[Records for this exercise]:
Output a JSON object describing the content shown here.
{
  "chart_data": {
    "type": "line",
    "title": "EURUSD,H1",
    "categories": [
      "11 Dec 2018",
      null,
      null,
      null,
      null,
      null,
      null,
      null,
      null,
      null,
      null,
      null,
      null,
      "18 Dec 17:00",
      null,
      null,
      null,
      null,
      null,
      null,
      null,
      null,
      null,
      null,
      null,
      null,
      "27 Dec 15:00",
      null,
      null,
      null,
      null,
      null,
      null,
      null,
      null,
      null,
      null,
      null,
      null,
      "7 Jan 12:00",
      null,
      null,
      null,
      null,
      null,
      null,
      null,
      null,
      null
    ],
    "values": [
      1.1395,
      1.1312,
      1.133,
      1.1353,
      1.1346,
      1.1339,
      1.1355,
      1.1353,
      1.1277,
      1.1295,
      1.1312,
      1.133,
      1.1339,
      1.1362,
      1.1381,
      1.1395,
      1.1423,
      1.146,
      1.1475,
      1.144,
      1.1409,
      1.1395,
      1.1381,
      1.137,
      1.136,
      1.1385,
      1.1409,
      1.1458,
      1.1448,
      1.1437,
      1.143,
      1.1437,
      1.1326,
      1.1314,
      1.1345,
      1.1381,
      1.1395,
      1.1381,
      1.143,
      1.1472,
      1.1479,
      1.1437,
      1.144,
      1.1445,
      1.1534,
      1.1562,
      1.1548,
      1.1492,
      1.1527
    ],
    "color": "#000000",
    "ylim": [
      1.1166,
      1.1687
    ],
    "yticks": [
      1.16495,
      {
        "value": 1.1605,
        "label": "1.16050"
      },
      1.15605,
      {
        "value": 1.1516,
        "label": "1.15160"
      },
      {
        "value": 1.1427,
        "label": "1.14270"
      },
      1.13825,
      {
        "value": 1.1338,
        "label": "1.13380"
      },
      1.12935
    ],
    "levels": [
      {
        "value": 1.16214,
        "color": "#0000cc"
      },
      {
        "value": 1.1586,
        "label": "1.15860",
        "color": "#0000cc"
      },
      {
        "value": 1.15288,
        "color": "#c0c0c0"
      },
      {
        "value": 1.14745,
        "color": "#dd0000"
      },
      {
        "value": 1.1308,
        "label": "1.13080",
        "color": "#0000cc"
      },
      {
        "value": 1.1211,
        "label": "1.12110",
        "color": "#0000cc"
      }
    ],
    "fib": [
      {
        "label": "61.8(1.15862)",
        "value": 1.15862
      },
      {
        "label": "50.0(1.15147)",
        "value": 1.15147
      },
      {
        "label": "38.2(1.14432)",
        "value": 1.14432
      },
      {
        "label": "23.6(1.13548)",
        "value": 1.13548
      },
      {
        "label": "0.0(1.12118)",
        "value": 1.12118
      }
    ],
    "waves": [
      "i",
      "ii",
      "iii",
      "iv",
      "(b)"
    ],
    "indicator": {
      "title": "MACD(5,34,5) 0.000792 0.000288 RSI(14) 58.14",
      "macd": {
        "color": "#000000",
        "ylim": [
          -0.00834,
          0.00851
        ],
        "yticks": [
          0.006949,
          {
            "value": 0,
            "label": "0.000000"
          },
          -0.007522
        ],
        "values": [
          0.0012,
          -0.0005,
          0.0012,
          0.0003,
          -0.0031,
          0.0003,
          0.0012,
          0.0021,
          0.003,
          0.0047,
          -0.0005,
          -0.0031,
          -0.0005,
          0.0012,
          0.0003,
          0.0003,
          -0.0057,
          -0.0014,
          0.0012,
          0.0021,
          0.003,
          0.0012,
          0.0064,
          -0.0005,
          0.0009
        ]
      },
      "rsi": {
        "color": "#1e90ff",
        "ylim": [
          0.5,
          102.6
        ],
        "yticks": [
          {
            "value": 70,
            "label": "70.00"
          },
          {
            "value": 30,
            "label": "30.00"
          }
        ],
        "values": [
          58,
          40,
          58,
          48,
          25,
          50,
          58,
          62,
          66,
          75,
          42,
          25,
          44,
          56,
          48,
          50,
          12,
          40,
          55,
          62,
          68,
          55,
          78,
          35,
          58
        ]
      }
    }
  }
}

[Your objective]: Write the entire listing out again, word for word.

[Response to the exercise]:
Output a JSON object describing the content shown here.
{
  "chart_data": {
    "type": "line",
    "title": "EURUSD,H1",
    "categories": [
      "11 Dec 2018",
      null,
      null,
      null,
      null,
      null,
      null,
      null,
      null,
      null,
      null,
      null,
      null,
      "18 Dec 17:00",
      null,
      null,
      null,
      null,
      null,
      null,
      null,
      null,
      null,
      null,
      null,
      null,
      "27 Dec 15:00",
      null,
      null,
      null,
      null,
      null,
      null,
      null,
      null,
      null,
      null,
      null,
      null,
      "7 Jan 12:00",
      null,
      null,
      null,
      null,
      null,
      null,
      null,
      null,
      null
    ],
    "values": [
      1.1395,
      1.1312,
      1.133,
      1.1353,
      1.1346,
      1.1339,
      1.1355,
      1.1353,
      1.1277,
      1.1295,
      1.1312,
      1.133,
      1.1339,
      1.1362,
      1.1381,
      1.1395,
      1.1423,
      1.146,
      1.1475,
      1.144,
      1.1409,
      1.1395,
      1.1381,
      1.137,
      1.136,
      1.1385,
      1.1409,
      1.1458,
      1.1448,
      1.1437,
      1.143,
      1.1437,
      1.1326,
      1.1314,
      1.1345,
      1.1381,
      1.1395,
      1.1381,
      1.143,
      1.1472,
      1.1479,
      1.1437,
      1.144,
      1.1445,
      1.1534,
      1.1562,
      1.1548,
      1.1492,
      1.1527
    ],
    "color": "#000000",
    "ylim": [
      1.1166,
      1.1687
    ],
    "yticks": [
      1.16495,
      {
        "value": 1.1605,
        "label": "1.16050"
      },
      1.15605,
      {
        "value": 1.1516,
        "label": "1.15160"
      },
      {
        "value": 1.1427,
        "label": "1.14270"
      },
      1.13825,
      {
        "value": 1.1338,
        "label": "1.13380"
      },
      1.12935
    ],
    "levels": [
      {
        "value": 1.16214,
        "color": "#0000cc"
      },
      {
        "value": 1.1586,
        "label": "1.15860",
        "color": "#0000cc"
      },
      {
        "value": 1.15288,
        "color": "#c0c0c0"
      },
      {
        "value": 1.14745,
        "color": "#dd0000"
      },
      {
        "value": 1.1308,
        "label": "1.13080",
        "color": "#0000cc"
      },
      {
        "value": 1.1211,
        "label": "1.12110",
        "color": "#0000cc"
      }
    ],
    "fib": [
      {
        "label": "61.8(1.15862)",
        "value": 1.15862
      },
      {
        "label": "50.0(1.15147)",
        "value": 1.15147
      },
      {
        "label": "38.2(1.14432)",
        "value": 1.14432
      },
      {
        "label": "23.6(1.13548)",
        "value": 1.13548
      },
      {
        "label": "0.0(1.12118)",
        "value": 1.12118
      }
    ],
    "waves": [
      "i",
      "ii",
      "iii",
      "iv",
      "(b)"
    ],
    "indicator": {
      "title": "MACD(5,34,5) 0.000792 0.000288 RSI(14) 58.14",
      "macd": {
        "color": "#000000",
        "ylim": [
          -0.00834,
          0.00851
        ],
        "yticks": [
          0.006949,
          {
            "value": 0,
            "label": "0.000000"
          },
          -0.007522
        ],
        "values": [
          0.0012,
          -0.0005,
          0.0012,
          0.0003,
          -0.0031,
          0.0003,
          0.0012,
          0.0021,
          0.003,
          0.0047,
          -0.0005,
          -0.0031,
          -0.0005,
          0.0012,
          0.0003,
          0.0003,
          -0.0057,
          -0.0014,
          0.0012,
          0.0021,
          0.003,
          0.0012,
          0.0064,
          -0.0005,
          0.0009
        ]
      },
      "rsi": {
        "color": "#1e90ff",
        "ylim": [
          0.5,
          102.6
        ],
        "yticks": [
          {
            "value": 70,
            "label": "70.00"
          },
          {
            "value": 30,
            "label": "30.00"
          }
        ],
        "values": [
          58,
          40,
          58,
          48,
          25,
          50,
          58,
          62,
          66,
          75,
          42,
          25,
          44,
          56,
          48,
          50,
          12,
          40,
          55,
          62,
          68,
          55,
          78,
          35,
          58
        ]
      }
    }
  }
}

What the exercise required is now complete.